> **TASK DIRECTIONS**
Tally the lines holding the string "pattern" and reply with that number alone.

== DATA TO PROCESS

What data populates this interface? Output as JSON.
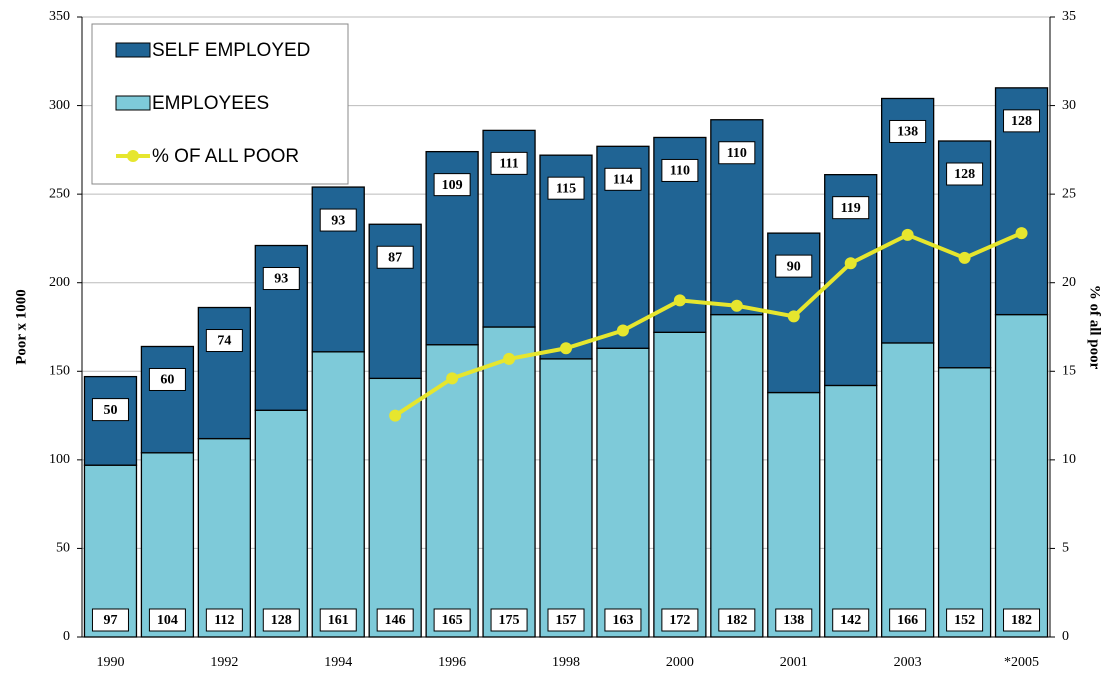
{
  "chart_data": {
    "type": "bar",
    "y_label": "Poor x 1000",
    "y2_label": "% of all poor",
    "categories": [
      "1990",
      null,
      "1992",
      null,
      "1994",
      null,
      "1996",
      null,
      "1998",
      null,
      "2000",
      null,
      "2001",
      null,
      "2003",
      null,
      "*2005"
    ],
    "series": [
      {
        "name": "EMPLOYEES",
        "color": "#7ecad9",
        "values": [
          97,
          104,
          112,
          128,
          161,
          146,
          165,
          175,
          157,
          163,
          172,
          182,
          138,
          142,
          166,
          152,
          182
        ]
      },
      {
        "name": "SELF EMPLOYED",
        "color": "#206494",
        "values": [
          50,
          60,
          74,
          93,
          93,
          87,
          109,
          111,
          115,
          114,
          110,
          110,
          90,
          119,
          138,
          128,
          128
        ]
      },
      {
        "name": "% OF ALL POOR",
        "color": "#e6e62e",
        "type": "line",
        "axis": "y2",
        "values": [
          null,
          null,
          null,
          null,
          null,
          12.5,
          14.6,
          15.7,
          16.3,
          17.3,
          19.0,
          18.7,
          18.1,
          21.1,
          22.7,
          21.4,
          22.8
        ]
      }
    ],
    "ylim": [
      0,
      350
    ],
    "yticks": [
      0,
      50,
      100,
      150,
      200,
      250,
      300,
      350
    ],
    "y2lim": [
      0,
      35
    ],
    "y2ticks": [
      0,
      5,
      10,
      15,
      20,
      25,
      30,
      35
    ],
    "grid": true,
    "legend": "upper left"
  }
}
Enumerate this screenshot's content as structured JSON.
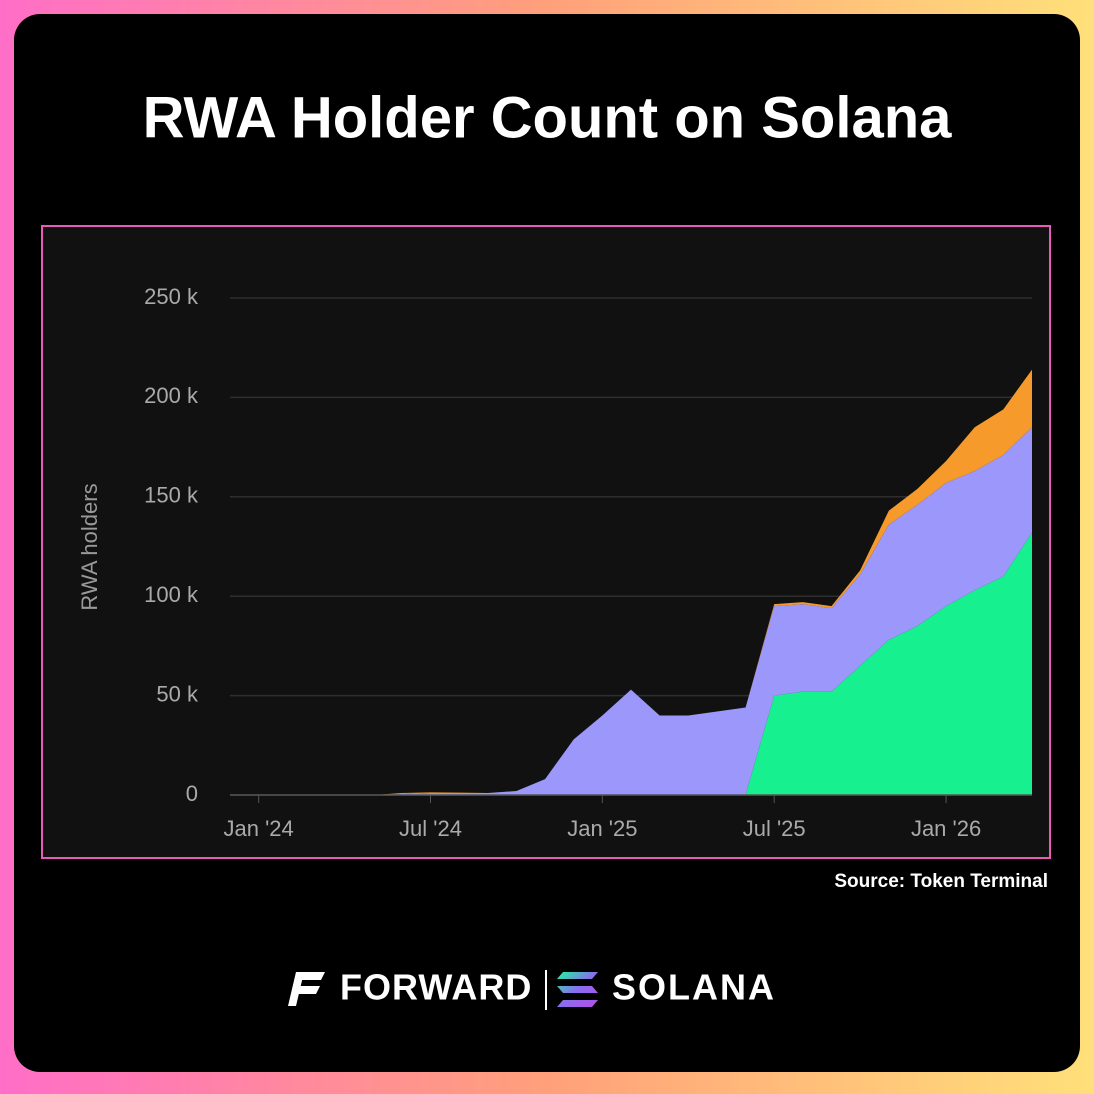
{
  "chart_data": {
    "type": "stacked-area",
    "title": "RWA Holder Count on Solana",
    "y_label": "RWA holders",
    "x": [
      "2024-05",
      "2024-06",
      "2024-07",
      "2024-08",
      "2024-09",
      "2024-10",
      "2024-11",
      "2024-12",
      "2025-01",
      "2025-02",
      "2025-03",
      "2025-04",
      "2025-05",
      "2025-06",
      "2025-07",
      "2025-08",
      "2025-09",
      "2025-10",
      "2025-11",
      "2025-12",
      "2026-01",
      "2026-02",
      "2026-03",
      "2026-04"
    ],
    "series": [
      {
        "color": "#16f08f",
        "values": [
          0,
          0,
          0,
          0,
          0,
          0,
          0,
          0,
          0,
          0,
          0,
          0,
          0,
          0,
          50000,
          52000,
          52000,
          65000,
          78000,
          85000,
          95000,
          103000,
          110000,
          132000
        ]
      },
      {
        "color": "#9b97fb",
        "values": [
          0,
          500,
          1000,
          1000,
          1000,
          2000,
          8000,
          28000,
          40000,
          53000,
          40000,
          40000,
          42000,
          44000,
          45000,
          44000,
          42000,
          46000,
          58000,
          61000,
          62000,
          60000,
          61000,
          53000
        ]
      },
      {
        "color": "#f59a2b",
        "values": [
          0,
          500,
          300,
          200,
          0,
          0,
          0,
          0,
          0,
          0,
          0,
          0,
          0,
          0,
          1000,
          1000,
          1000,
          2000,
          7000,
          8000,
          11000,
          22000,
          23000,
          29000
        ]
      }
    ],
    "xlim": [
      "2023-12",
      "2026-04"
    ],
    "xticks": [
      {
        "value": "2024-01",
        "label": "Jan '24"
      },
      {
        "value": "2024-07",
        "label": "Jul '24"
      },
      {
        "value": "2025-01",
        "label": "Jan '25"
      },
      {
        "value": "2025-07",
        "label": "Jul '25"
      },
      {
        "value": "2026-01",
        "label": "Jan '26"
      }
    ],
    "ylim": [
      0,
      250000
    ],
    "yticks": [
      {
        "value": 0,
        "label": "0"
      },
      {
        "value": 50000,
        "label": "50 k"
      },
      {
        "value": 100000,
        "label": "100 k"
      },
      {
        "value": 150000,
        "label": "150 k"
      },
      {
        "value": 200000,
        "label": "200 k"
      },
      {
        "value": 250000,
        "label": "250 k"
      }
    ],
    "grid": true
  },
  "source": "Source: Token Terminal",
  "footer": {
    "brands": [
      "FORWARD",
      "SOLANA"
    ]
  }
}
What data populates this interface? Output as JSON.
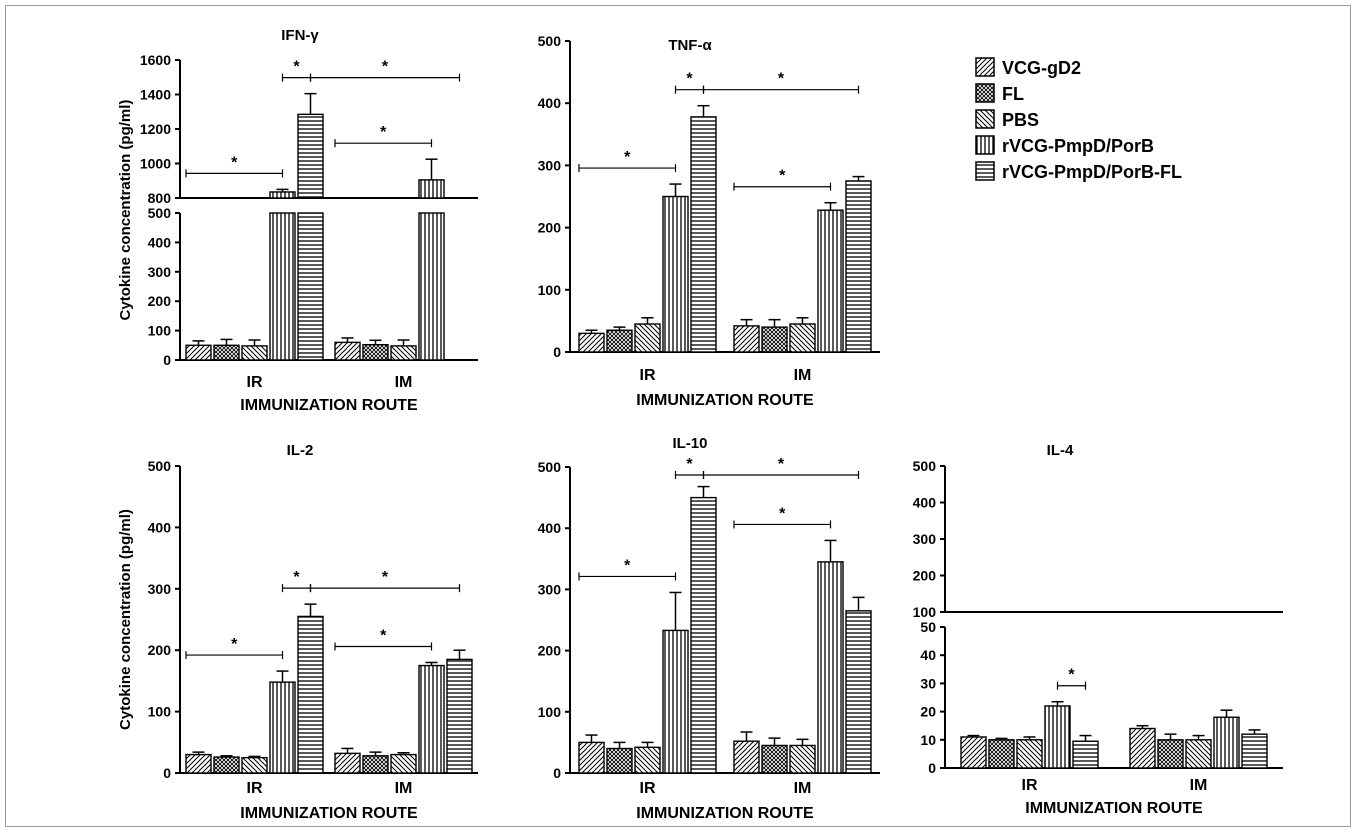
{
  "legend": [
    {
      "name": "VCG-gD2",
      "pattern": "diag-right"
    },
    {
      "name": "FL",
      "pattern": "cross"
    },
    {
      "name": "PBS",
      "pattern": "diag-left"
    },
    {
      "name": "rVCG-PmpD/PorB",
      "pattern": "vertical"
    },
    {
      "name": "rVCG-PmpD/PorB-FL",
      "pattern": "horizontal"
    }
  ],
  "colors": {
    "axis": "#000000",
    "bar_stroke": "#000000",
    "pattern": "#000000",
    "frame": "#9a9a9a"
  },
  "chart_data": [
    {
      "type": "bar",
      "title": "IFN-γ",
      "ylabel": "Cytokine concentration (pg/ml)",
      "xlabel": "IMMUNIZATION ROUTE",
      "categories": [
        "IR",
        "IM"
      ],
      "broken_axis": {
        "lower": [
          0,
          500
        ],
        "upper": [
          800,
          1600
        ]
      },
      "yticks_lower": [
        0,
        100,
        200,
        300,
        400,
        500
      ],
      "yticks_upper": [
        800,
        1000,
        1200,
        1400,
        1600
      ],
      "series": [
        {
          "name": "VCG-gD2",
          "values": [
            50,
            60
          ],
          "errors": [
            15,
            15
          ]
        },
        {
          "name": "FL",
          "values": [
            50,
            52
          ],
          "errors": [
            20,
            15
          ]
        },
        {
          "name": "PBS",
          "values": [
            48,
            48
          ],
          "errors": [
            20,
            20
          ]
        },
        {
          "name": "rVCG-PmpD/PorB",
          "values": [
            835,
            905
          ],
          "errors": [
            15,
            120
          ]
        },
        {
          "name": "rVCG-PmpD/PorB-FL",
          "values": [
            1285,
            null
          ],
          "errors": [
            120,
            null
          ]
        }
      ],
      "annotations": [
        {
          "label": "*",
          "from": [
            0,
            0
          ],
          "to": [
            0,
            3
          ]
        },
        {
          "label": "*",
          "from": [
            0,
            3
          ],
          "to": [
            0,
            4
          ]
        },
        {
          "label": "*",
          "from": [
            0,
            4
          ],
          "to": [
            1,
            4
          ]
        },
        {
          "label": "*",
          "from": [
            1,
            0
          ],
          "to": [
            1,
            3
          ]
        }
      ]
    },
    {
      "type": "bar",
      "title": "TNF-α",
      "ylabel": "",
      "xlabel": "IMMUNIZATION ROUTE",
      "categories": [
        "IR",
        "IM"
      ],
      "ylim": [
        0,
        500
      ],
      "yticks": [
        0,
        100,
        200,
        300,
        400,
        500
      ],
      "series": [
        {
          "name": "VCG-gD2",
          "values": [
            30,
            42
          ],
          "errors": [
            5,
            10
          ]
        },
        {
          "name": "FL",
          "values": [
            35,
            40
          ],
          "errors": [
            5,
            12
          ]
        },
        {
          "name": "PBS",
          "values": [
            45,
            45
          ],
          "errors": [
            10,
            10
          ]
        },
        {
          "name": "rVCG-PmpD/PorB",
          "values": [
            250,
            228
          ],
          "errors": [
            20,
            12
          ]
        },
        {
          "name": "rVCG-PmpD/PorB-FL",
          "values": [
            378,
            275
          ],
          "errors": [
            18,
            7
          ]
        }
      ],
      "annotations": [
        {
          "label": "*",
          "from": [
            0,
            0
          ],
          "to": [
            0,
            3
          ]
        },
        {
          "label": "*",
          "from": [
            0,
            3
          ],
          "to": [
            0,
            4
          ]
        },
        {
          "label": "*",
          "from": [
            0,
            4
          ],
          "to": [
            1,
            4
          ]
        },
        {
          "label": "*",
          "from": [
            1,
            0
          ],
          "to": [
            1,
            3
          ]
        }
      ]
    },
    {
      "type": "bar",
      "title": "IL-2",
      "ylabel": "Cytokine concentration (pg/ml)",
      "xlabel": "IMMUNIZATION ROUTE",
      "categories": [
        "IR",
        "IM"
      ],
      "ylim": [
        0,
        500
      ],
      "yticks": [
        0,
        100,
        200,
        300,
        400,
        500
      ],
      "series": [
        {
          "name": "VCG-gD2",
          "values": [
            30,
            32
          ],
          "errors": [
            4,
            8
          ]
        },
        {
          "name": "FL",
          "values": [
            26,
            28
          ],
          "errors": [
            2,
            6
          ]
        },
        {
          "name": "PBS",
          "values": [
            25,
            30
          ],
          "errors": [
            2,
            3
          ]
        },
        {
          "name": "rVCG-PmpD/PorB",
          "values": [
            148,
            175
          ],
          "errors": [
            18,
            5
          ]
        },
        {
          "name": "rVCG-PmpD/PorB-FL",
          "values": [
            255,
            185
          ],
          "errors": [
            20,
            15
          ]
        }
      ],
      "annotations": [
        {
          "label": "*",
          "from": [
            0,
            0
          ],
          "to": [
            0,
            3
          ]
        },
        {
          "label": "*",
          "from": [
            0,
            3
          ],
          "to": [
            0,
            4
          ]
        },
        {
          "label": "*",
          "from": [
            0,
            4
          ],
          "to": [
            1,
            4
          ]
        },
        {
          "label": "*",
          "from": [
            1,
            0
          ],
          "to": [
            1,
            3
          ]
        }
      ]
    },
    {
      "type": "bar",
      "title": "IL-10",
      "ylabel": "",
      "xlabel": "IMMUNIZATION ROUTE",
      "categories": [
        "IR",
        "IM"
      ],
      "ylim": [
        0,
        500
      ],
      "yticks": [
        0,
        100,
        200,
        300,
        400,
        500
      ],
      "series": [
        {
          "name": "VCG-gD2",
          "values": [
            50,
            52
          ],
          "errors": [
            12,
            15
          ]
        },
        {
          "name": "FL",
          "values": [
            40,
            45
          ],
          "errors": [
            10,
            12
          ]
        },
        {
          "name": "PBS",
          "values": [
            42,
            45
          ],
          "errors": [
            8,
            10
          ]
        },
        {
          "name": "rVCG-PmpD/PorB",
          "values": [
            233,
            345
          ],
          "errors": [
            62,
            35
          ]
        },
        {
          "name": "rVCG-PmpD/PorB-FL",
          "values": [
            450,
            265
          ],
          "errors": [
            18,
            22
          ]
        }
      ],
      "annotations": [
        {
          "label": "*",
          "from": [
            0,
            0
          ],
          "to": [
            0,
            3
          ]
        },
        {
          "label": "*",
          "from": [
            0,
            3
          ],
          "to": [
            0,
            4
          ]
        },
        {
          "label": "*",
          "from": [
            0,
            4
          ],
          "to": [
            1,
            4
          ]
        },
        {
          "label": "*",
          "from": [
            1,
            0
          ],
          "to": [
            1,
            3
          ]
        }
      ]
    },
    {
      "type": "bar",
      "title": "IL-4",
      "ylabel": "",
      "xlabel": "IMMUNIZATION ROUTE",
      "categories": [
        "IR",
        "IM"
      ],
      "broken_axis": {
        "lower": [
          0,
          50
        ],
        "upper": [
          100,
          500
        ]
      },
      "yticks_lower": [
        0,
        10,
        20,
        30,
        40,
        50
      ],
      "yticks_upper": [
        100,
        200,
        300,
        400,
        500
      ],
      "series": [
        {
          "name": "VCG-gD2",
          "values": [
            11,
            14
          ],
          "errors": [
            0.5,
            1
          ]
        },
        {
          "name": "FL",
          "values": [
            10,
            10
          ],
          "errors": [
            0.5,
            2
          ]
        },
        {
          "name": "PBS",
          "values": [
            10,
            10
          ],
          "errors": [
            1,
            1.5
          ]
        },
        {
          "name": "rVCG-PmpD/PorB",
          "values": [
            22,
            18
          ],
          "errors": [
            1.5,
            2.5
          ]
        },
        {
          "name": "rVCG-PmpD/PorB-FL",
          "values": [
            9.5,
            12
          ],
          "errors": [
            2,
            1.5
          ]
        }
      ],
      "annotations": [
        {
          "label": "*",
          "from": [
            0,
            3
          ],
          "to": [
            0,
            4
          ]
        }
      ]
    }
  ]
}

====

> **THE RESPONSE**
6